• **Short task**: Reproduce each of the lines word for word.

• **Data section**:
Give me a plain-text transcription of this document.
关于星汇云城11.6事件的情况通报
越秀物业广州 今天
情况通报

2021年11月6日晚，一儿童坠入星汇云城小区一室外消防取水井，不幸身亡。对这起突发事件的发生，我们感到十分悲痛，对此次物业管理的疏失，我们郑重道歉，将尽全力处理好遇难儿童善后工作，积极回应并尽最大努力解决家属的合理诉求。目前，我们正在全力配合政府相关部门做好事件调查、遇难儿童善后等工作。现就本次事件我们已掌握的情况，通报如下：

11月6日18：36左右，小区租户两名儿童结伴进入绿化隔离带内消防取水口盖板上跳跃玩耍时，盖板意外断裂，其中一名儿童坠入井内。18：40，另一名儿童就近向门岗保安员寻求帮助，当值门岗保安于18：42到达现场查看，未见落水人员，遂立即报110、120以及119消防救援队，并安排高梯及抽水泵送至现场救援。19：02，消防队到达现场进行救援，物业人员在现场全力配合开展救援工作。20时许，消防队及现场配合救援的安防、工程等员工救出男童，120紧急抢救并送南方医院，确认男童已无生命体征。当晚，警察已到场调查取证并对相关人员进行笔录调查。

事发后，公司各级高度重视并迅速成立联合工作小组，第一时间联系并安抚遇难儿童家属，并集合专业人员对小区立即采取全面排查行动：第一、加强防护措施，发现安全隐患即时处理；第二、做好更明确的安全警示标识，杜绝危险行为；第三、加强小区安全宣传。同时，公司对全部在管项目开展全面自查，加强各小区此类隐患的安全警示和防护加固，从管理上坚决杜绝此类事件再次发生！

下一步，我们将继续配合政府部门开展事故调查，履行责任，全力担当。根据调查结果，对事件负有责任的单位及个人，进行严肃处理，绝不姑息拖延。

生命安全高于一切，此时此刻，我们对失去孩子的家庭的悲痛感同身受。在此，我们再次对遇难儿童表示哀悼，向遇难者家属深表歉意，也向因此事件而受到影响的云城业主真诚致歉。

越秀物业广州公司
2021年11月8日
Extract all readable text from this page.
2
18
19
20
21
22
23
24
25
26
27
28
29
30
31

• **Exercise response**:
Give me a plain-text transcription of this document.
关于星汇云城11.6事件的情况通报
越秀物业广州 今天
情况通报

2021年11月6日晚，一儿童坠入星汇云城小区一室外消防取水井，不幸身亡。对这起突发事件的发生，我们感到十分悲痛，对此次物业管理的疏失，我们郑重道歉，将尽全力处理好遇难儿童善后工作，积极回应并尽最大努力解决家属的合理诉求。目前，我们正在全力配合政府相关部门做好事件调查、遇难儿童善后等工作。现就本次事件我们已掌握的情况，通报如下：

11月6日18：36左右，小区租户两名儿童结伴进入绿化隔离带内消防取水口盖板上跳跃玩耍时，盖板意外断裂，其中一名儿童坠入井内。18：40，另一名儿童就近向门岗保安员寻求帮助，当值门岗保安于18：42到达现场查看，未见落水人员，遂立即报110、120以及119消防救援队，并安排高梯及抽水泵送至现场救援。19：02，消防队到达现场进行救援，物业人员在现场全力配合开展救援工作。20时许，消防队及现场配合救援的安防、工程等员工救出男童，120紧急抢救并送南方医院，确认男童已无生命体征。当晚，警察已到场调查取证并对相关人员进行笔录调查。

事发后，公司各级高度重视并迅速成立联合工作小组，第一时间联系并安抚遇难儿童家属，并集合专业人员对小区立即采取全面排查行动：第一、加强防护措施，发现安全隐患即时处理；第二、做好更明确的安全警示标识，杜绝危险行为；第三、加强小区安全宣传。同时，公司对全部在管项目开展全面自查，加强各小区此类隐患的安全警示和防护加固，从管理上坚决杜绝此类事件再次发生！

下一步，我们将继续配合政府部门开展事故调查，履行责任，全力担当。根据调查结果，对事件负有责任的单位及个人，进行严肃处理，绝不姑息拖延。

生命安全高于一切，此时此刻，我们对失去孩子的家庭的悲痛感同身受。在此，我们再次对遇难儿童表示哀悼，向遇难者家属深表歉意，也向因此事件而受到影响的云城业主真诚致歉。

越秀物业广州公司
2021年11月8日
Extract all readable text from this page.
2
18
19
20
21
22
23
24
25
26
27
28
29
30
31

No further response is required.